実施する作業:
[1] 次の (a)〜(c) が文書の内容と合っているかをそれぞれ「はい」か「いいえ」で答え、判断の決め手となる文書の語句を正確に引用してください。(a) 山下は7月5日に支配下登録された。(b) 山下は8月2日に一軍昇格した後、試合に出場してから降格した。(c) 山下はウインターリーグ中に肉離れを発症した。
[2] 記録の冒頭から「emission-pixel [170,267,173,270]」を含む行までを、その行も含めて一字一句そのまま書き写してください。

文書:
★ ★ ★

新人として迎えた昨シーズンの山下は育成契約だったこともあり、二軍スタートだった。しかし、序盤から打撃面で結果を出し、7月5日に支配下登録を勝ち取ったのである。巨人において高卒ルーキーの育成契約選手が、1年目で支配下登録されたのは史上初めてのことでもあった。

その後、8月2日に一軍昇格を勝ち取ると、試合出場のないまま3日後に降格と悔しい思いをした。しかし、8月28日に再び一軍へと戻ってくると、12試合に出場し打率.167(12-2)とプロ初安打も記録している。

このオフシーズンにはアジアウインターリーグにも派遣され、2年目以降の飛躍が大いに期待されていた。だが、ウインターリーグ中に肉離れを発症し、春季キャンプでもファームスタート。2年目は出遅れてしまい、2月からのアピールはできなかった。

しかし、開幕が延期したことで開幕一軍入りのチャンスが巡ってきた。もちろん、レギュラーが確約された立場ではなく、さらにいうと一軍が保証されているわけでもない。ここから中島や北村拓己といったライバルたちと、競い合っていかねばならないのである。

その競争を勝ち抜き、開幕スタメンを果たすことができれば、育成ドラフト出身選手としては松本哲也以来2人目、高卒では球団史上初だ。また、高卒2年目での開幕スタメンは、現在主将を務める坂本勇人(2008年)以来12年ぶりとなる。

昨シーズン、イチロー以来となる高卒1年目での首位打者(ファーム)に輝いたバットマンは、大逆転で開幕スタメンを掴むことができるだろうか。球団史上初めて、高卒1年目で育成契約から支配下登録を勝ち取った山下なら、実現できるかもしれない。

★ ★ ★

記録一覧:
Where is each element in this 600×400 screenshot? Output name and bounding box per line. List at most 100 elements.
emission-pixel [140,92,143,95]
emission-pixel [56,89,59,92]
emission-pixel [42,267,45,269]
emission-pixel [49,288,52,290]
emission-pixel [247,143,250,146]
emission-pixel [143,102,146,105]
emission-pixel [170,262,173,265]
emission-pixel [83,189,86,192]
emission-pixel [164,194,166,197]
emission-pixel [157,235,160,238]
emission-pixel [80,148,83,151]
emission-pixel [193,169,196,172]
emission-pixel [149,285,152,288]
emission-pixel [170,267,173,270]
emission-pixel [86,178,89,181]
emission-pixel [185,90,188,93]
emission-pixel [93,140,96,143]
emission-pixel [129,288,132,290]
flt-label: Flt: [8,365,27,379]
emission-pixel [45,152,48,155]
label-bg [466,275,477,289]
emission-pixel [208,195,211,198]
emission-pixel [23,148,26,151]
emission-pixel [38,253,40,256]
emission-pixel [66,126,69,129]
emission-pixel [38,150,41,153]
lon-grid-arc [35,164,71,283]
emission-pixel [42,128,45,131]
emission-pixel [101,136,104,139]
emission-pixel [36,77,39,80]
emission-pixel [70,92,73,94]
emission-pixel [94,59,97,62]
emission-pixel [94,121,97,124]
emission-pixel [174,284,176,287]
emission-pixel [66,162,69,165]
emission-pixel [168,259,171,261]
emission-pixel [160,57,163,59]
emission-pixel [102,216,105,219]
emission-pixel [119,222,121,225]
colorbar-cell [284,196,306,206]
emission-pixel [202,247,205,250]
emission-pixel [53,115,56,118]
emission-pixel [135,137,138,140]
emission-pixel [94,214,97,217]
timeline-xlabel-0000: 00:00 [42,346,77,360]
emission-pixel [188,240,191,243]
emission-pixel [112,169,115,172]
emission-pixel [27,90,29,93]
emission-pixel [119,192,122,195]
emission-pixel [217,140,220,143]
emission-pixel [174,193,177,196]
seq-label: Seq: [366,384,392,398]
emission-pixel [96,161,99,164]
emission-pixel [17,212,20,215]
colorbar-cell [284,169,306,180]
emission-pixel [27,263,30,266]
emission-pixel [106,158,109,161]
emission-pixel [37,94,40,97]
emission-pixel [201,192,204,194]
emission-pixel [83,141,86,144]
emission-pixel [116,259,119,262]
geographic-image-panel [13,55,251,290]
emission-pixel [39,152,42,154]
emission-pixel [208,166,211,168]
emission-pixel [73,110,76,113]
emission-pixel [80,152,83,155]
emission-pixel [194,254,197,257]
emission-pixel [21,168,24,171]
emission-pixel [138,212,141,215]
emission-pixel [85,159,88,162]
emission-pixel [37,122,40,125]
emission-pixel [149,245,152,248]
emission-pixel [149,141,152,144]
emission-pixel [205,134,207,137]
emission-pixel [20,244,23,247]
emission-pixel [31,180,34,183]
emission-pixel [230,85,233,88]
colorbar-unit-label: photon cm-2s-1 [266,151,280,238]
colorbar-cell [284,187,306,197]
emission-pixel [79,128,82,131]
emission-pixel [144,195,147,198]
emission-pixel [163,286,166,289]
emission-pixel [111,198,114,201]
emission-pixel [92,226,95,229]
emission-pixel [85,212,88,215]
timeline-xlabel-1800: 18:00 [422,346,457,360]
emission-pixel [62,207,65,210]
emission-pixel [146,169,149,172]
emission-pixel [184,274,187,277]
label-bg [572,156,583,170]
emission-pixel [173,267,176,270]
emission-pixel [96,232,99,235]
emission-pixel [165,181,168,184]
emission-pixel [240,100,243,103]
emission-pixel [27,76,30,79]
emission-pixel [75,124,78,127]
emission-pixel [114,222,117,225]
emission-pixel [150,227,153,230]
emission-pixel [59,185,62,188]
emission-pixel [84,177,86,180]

★ ★ ★

本演習の解答:
[1]
(a) はい。「7月5日に支配下登録を勝ち取ったのである」
(b) いいえ。「試合出場のないまま3日後に降格と悔しい思いをした」
(c) はい。「ウインターリーグ中に肉離れを発症し」

[2]
Where is each element in this 600×400 screenshot? Output name and bounding box per line. List at most 100 elements.
emission-pixel [140,92,143,95]
emission-pixel [56,89,59,92]
emission-pixel [42,267,45,269]
emission-pixel [49,288,52,290]
emission-pixel [247,143,250,146]
emission-pixel [143,102,146,105]
emission-pixel [170,262,173,265]
emission-pixel [83,189,86,192]
emission-pixel [164,194,166,197]
emission-pixel [157,235,160,238]
emission-pixel [80,148,83,151]
emission-pixel [193,169,196,172]
emission-pixel [149,285,152,288]
emission-pixel [170,267,173,270]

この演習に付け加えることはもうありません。